======== Data provided ========
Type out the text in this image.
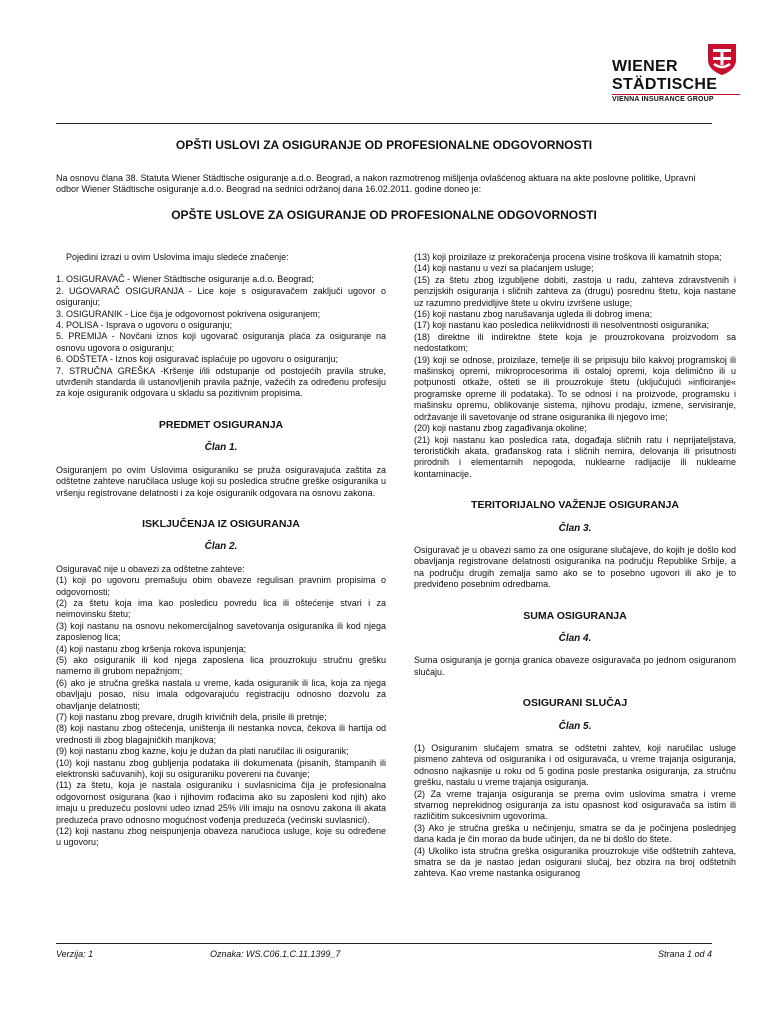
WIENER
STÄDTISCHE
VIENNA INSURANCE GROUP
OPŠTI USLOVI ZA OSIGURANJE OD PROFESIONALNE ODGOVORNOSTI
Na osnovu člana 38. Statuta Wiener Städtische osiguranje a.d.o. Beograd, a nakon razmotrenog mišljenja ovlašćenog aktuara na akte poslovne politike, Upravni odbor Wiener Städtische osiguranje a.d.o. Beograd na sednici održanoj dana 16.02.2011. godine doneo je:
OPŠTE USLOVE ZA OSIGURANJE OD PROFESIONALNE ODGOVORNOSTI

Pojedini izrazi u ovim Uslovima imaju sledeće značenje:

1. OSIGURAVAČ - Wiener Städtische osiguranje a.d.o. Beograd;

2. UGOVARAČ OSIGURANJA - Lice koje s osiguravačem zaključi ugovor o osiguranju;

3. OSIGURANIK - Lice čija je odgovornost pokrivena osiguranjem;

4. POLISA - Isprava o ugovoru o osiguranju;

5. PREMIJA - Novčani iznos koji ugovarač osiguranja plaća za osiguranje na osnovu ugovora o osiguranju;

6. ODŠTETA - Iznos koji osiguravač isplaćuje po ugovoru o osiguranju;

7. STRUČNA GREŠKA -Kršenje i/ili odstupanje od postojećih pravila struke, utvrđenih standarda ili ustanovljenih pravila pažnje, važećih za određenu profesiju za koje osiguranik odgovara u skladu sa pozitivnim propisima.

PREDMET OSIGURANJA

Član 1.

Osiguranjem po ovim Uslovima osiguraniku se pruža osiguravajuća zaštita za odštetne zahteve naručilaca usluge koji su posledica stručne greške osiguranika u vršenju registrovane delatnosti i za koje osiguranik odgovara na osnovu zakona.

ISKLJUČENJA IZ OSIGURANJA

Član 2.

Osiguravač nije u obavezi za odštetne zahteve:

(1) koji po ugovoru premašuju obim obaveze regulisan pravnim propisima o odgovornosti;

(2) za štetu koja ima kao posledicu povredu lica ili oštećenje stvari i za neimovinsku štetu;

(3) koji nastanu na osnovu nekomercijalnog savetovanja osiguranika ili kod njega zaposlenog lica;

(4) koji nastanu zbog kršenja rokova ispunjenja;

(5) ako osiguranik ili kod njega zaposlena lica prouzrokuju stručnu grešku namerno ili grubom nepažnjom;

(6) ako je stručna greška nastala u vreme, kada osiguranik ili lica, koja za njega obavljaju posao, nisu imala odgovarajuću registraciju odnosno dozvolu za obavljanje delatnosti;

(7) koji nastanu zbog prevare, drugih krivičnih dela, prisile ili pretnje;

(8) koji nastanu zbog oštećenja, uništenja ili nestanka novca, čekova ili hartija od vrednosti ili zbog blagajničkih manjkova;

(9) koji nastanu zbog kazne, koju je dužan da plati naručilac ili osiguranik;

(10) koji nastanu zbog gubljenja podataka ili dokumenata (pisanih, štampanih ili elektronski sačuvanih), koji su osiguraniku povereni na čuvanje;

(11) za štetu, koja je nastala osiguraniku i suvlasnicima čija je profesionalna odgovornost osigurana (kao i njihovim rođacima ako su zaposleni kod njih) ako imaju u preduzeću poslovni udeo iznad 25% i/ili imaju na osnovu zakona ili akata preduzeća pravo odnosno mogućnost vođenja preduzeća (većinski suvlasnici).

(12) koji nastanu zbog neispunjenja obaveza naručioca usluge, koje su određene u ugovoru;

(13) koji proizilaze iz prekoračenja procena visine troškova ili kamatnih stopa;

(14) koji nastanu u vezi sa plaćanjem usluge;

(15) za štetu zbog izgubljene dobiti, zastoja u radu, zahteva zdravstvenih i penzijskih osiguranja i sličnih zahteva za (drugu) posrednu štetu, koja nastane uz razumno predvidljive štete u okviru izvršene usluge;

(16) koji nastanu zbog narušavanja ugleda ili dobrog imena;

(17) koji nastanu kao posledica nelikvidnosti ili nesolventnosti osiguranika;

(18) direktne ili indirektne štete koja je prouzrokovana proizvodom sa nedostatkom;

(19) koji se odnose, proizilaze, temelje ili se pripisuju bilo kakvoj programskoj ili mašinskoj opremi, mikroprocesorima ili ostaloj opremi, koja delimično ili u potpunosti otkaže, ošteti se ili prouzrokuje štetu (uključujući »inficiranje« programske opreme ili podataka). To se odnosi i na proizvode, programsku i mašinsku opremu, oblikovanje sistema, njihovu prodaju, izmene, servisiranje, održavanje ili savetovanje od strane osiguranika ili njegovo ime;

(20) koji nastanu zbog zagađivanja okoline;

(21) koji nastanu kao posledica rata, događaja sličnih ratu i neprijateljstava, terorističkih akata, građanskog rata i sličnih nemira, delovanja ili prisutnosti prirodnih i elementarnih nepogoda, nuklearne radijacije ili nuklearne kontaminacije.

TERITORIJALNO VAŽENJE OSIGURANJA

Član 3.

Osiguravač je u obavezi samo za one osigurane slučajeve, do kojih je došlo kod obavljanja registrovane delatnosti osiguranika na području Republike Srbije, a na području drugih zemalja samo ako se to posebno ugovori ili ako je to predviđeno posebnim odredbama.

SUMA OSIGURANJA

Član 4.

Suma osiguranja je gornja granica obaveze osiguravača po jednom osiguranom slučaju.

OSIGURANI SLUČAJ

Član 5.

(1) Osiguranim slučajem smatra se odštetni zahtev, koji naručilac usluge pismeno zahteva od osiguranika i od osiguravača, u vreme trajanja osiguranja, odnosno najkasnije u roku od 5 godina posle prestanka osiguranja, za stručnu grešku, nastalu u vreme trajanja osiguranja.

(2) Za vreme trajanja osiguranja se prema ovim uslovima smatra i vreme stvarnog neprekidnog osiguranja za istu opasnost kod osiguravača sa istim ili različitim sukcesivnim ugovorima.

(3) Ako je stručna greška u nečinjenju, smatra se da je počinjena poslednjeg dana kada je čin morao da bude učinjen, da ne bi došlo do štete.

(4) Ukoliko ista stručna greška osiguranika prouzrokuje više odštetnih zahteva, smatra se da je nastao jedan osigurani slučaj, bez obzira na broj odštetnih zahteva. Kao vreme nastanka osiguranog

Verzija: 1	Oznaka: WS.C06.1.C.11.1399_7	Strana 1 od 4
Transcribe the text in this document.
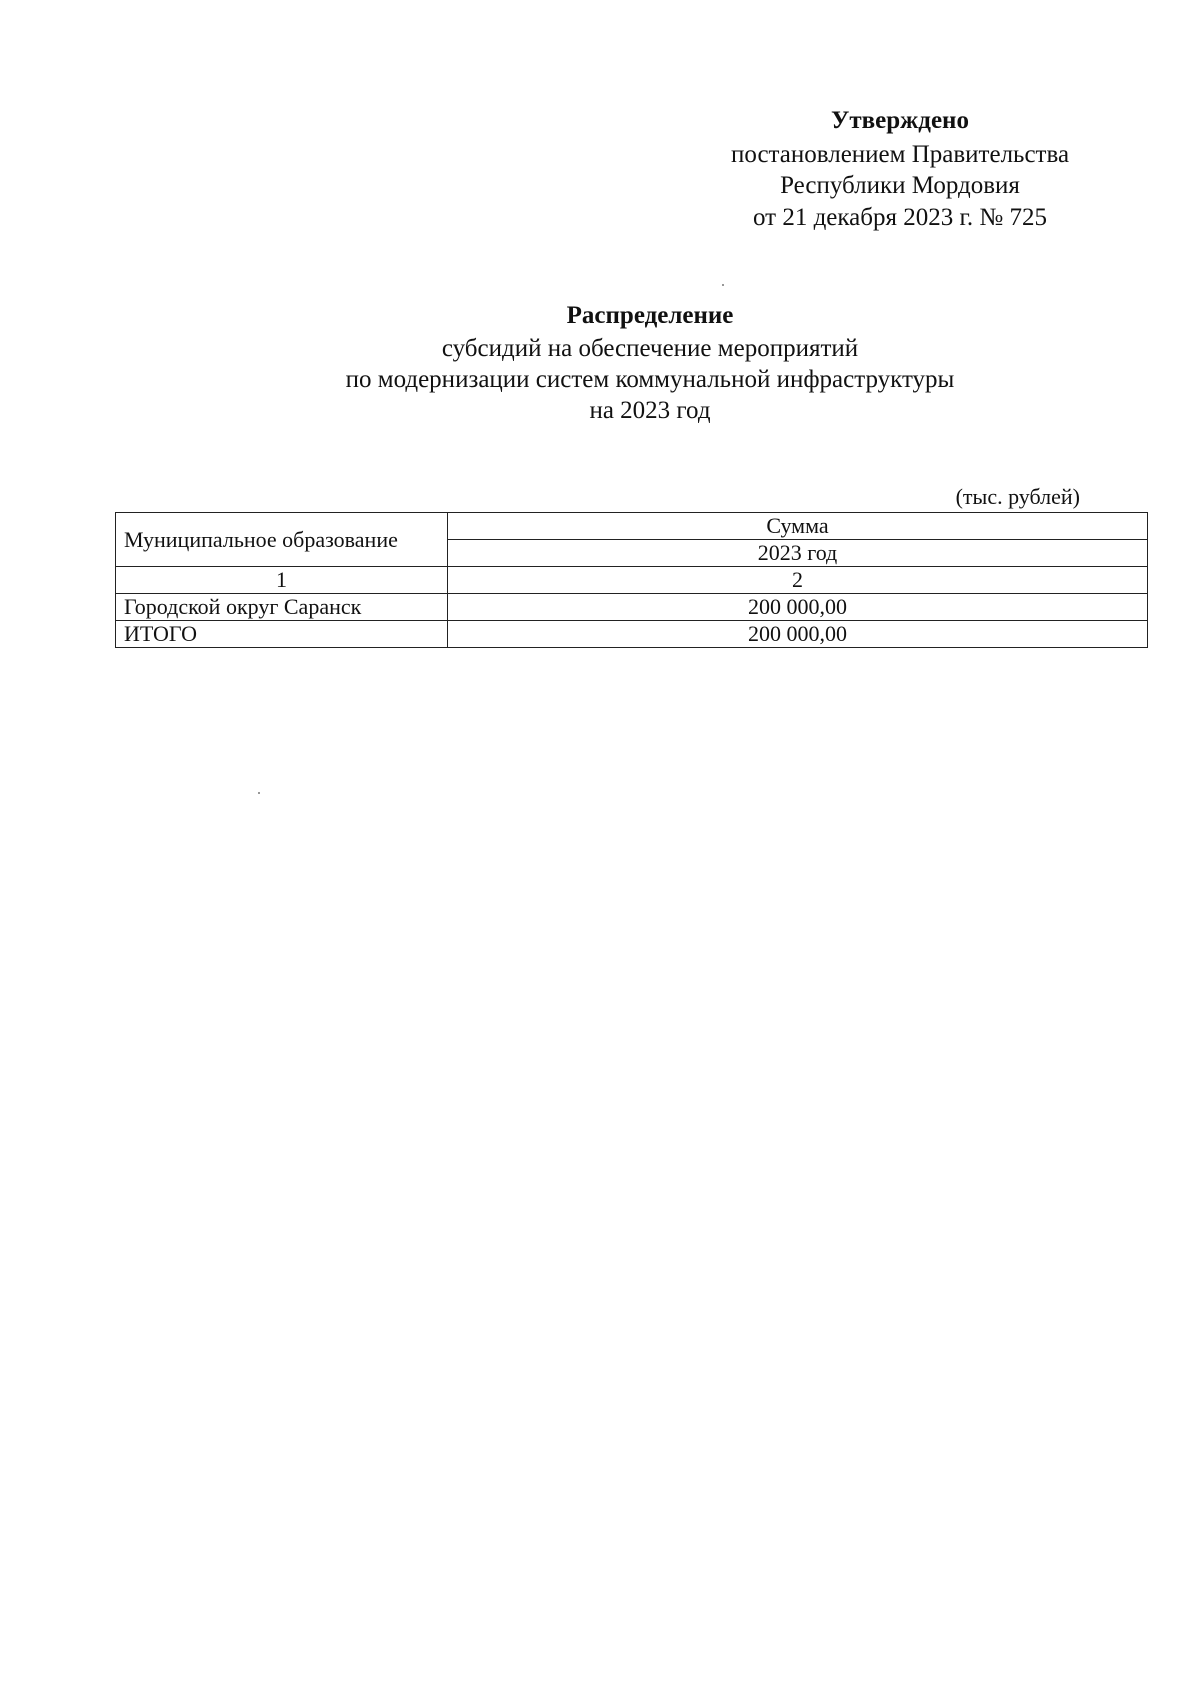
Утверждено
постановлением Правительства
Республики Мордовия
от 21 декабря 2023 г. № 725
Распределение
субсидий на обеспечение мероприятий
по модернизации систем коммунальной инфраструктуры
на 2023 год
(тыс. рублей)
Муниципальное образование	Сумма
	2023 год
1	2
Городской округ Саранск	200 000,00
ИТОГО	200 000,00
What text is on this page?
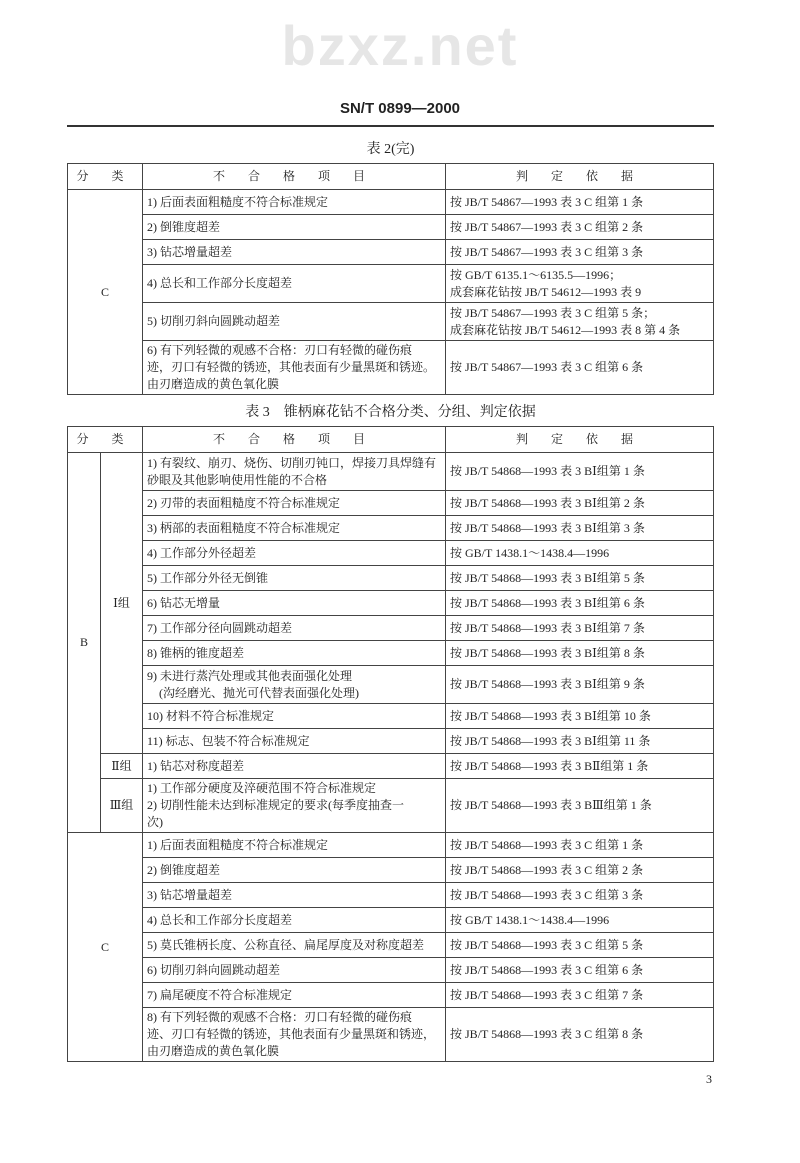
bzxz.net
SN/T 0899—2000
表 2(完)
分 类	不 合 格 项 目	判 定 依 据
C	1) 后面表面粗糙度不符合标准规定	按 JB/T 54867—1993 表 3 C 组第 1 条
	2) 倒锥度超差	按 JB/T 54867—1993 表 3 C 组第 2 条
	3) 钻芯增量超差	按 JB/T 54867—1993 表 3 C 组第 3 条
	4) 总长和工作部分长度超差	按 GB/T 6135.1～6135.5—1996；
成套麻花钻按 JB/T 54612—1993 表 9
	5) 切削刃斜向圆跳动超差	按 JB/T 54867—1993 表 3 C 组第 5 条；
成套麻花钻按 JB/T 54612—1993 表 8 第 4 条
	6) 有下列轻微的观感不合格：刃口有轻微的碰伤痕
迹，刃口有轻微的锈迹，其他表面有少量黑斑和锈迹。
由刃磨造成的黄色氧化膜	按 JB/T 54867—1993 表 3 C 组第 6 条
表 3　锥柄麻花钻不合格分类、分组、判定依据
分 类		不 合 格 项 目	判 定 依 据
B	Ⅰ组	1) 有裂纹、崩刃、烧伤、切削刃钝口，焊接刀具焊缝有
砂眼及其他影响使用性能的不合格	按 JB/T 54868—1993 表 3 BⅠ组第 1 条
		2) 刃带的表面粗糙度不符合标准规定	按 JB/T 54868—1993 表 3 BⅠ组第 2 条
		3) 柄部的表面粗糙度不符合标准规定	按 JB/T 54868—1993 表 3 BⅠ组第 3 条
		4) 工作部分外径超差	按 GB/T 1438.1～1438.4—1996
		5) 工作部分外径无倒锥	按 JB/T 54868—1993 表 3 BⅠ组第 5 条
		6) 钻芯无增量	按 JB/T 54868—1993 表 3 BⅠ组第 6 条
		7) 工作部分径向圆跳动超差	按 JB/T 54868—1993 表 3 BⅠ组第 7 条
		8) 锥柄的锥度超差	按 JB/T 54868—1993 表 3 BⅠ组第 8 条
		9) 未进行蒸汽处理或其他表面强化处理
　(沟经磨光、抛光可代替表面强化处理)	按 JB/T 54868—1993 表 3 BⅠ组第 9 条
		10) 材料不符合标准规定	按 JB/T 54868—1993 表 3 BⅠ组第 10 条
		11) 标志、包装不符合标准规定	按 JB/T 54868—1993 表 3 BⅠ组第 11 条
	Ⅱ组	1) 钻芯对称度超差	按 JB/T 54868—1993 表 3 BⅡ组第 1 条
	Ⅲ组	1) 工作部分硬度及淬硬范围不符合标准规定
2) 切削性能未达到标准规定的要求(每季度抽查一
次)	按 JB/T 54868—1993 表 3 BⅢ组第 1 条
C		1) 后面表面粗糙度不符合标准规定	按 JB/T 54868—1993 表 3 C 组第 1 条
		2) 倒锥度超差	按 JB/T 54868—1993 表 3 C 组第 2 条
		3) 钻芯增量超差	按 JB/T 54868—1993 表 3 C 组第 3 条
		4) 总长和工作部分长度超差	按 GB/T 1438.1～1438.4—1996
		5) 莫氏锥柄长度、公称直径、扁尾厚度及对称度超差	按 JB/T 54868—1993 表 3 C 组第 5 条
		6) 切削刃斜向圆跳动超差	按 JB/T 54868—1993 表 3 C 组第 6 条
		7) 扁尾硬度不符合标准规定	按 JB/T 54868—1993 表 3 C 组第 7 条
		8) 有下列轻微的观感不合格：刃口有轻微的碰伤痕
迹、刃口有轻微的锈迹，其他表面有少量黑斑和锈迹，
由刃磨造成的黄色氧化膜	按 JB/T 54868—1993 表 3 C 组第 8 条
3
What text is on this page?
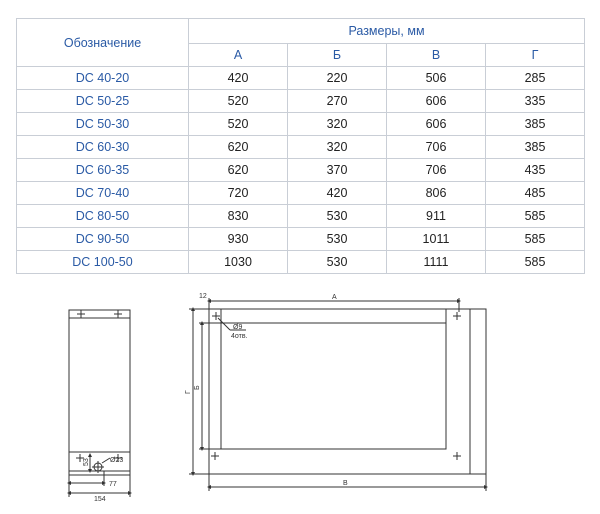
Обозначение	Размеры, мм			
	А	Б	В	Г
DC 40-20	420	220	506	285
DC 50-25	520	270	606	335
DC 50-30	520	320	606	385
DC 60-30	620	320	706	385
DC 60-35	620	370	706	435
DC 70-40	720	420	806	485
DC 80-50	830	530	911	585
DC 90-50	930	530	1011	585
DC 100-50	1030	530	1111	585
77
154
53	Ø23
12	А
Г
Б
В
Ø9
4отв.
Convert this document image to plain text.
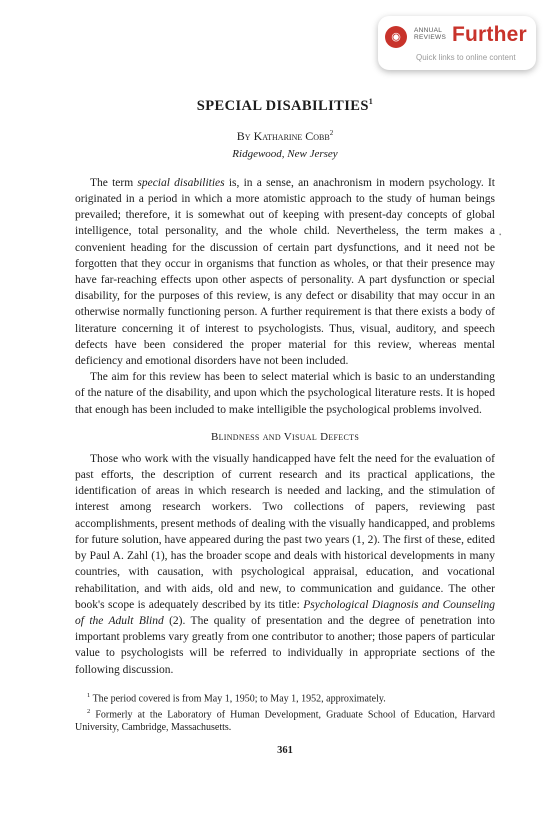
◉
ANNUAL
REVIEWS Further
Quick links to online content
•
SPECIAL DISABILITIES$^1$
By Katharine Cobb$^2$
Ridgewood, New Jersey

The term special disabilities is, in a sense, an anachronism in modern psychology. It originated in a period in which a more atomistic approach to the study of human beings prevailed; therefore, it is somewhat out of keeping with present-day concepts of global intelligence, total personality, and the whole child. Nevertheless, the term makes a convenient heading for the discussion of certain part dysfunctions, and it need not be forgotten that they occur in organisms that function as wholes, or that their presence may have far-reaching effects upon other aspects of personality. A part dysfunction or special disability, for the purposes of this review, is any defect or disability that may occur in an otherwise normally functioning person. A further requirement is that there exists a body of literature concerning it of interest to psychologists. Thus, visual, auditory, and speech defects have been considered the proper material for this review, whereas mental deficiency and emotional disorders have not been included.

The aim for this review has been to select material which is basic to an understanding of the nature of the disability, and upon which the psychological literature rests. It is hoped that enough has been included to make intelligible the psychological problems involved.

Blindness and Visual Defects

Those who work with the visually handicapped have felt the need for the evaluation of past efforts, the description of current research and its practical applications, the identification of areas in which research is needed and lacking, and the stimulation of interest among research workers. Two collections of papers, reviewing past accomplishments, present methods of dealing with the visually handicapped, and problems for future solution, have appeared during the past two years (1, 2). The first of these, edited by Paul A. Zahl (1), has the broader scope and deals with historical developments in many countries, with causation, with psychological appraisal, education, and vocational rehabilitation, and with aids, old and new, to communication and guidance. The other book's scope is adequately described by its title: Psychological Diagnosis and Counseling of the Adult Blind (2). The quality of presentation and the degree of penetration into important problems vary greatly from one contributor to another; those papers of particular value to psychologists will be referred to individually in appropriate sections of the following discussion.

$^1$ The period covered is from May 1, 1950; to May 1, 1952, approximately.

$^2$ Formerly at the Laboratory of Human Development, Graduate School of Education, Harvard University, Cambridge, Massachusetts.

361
========
## [What you need to do]
Every line above that contains the word "obavezi" should be reported.

## [Solution to this exercise]
Osiguravač nije u obavezi za odštetne zahteve:
Osiguravač je u obavezi samo za one osigurane slučajeve, do kojih je došlo kod obavljanja registrovane delatnosti osiguranika na području Republike Srbije, a na području drugih zemalja samo ako se to posebno ugovori ili ako je to predviđeno posebnim odredbama.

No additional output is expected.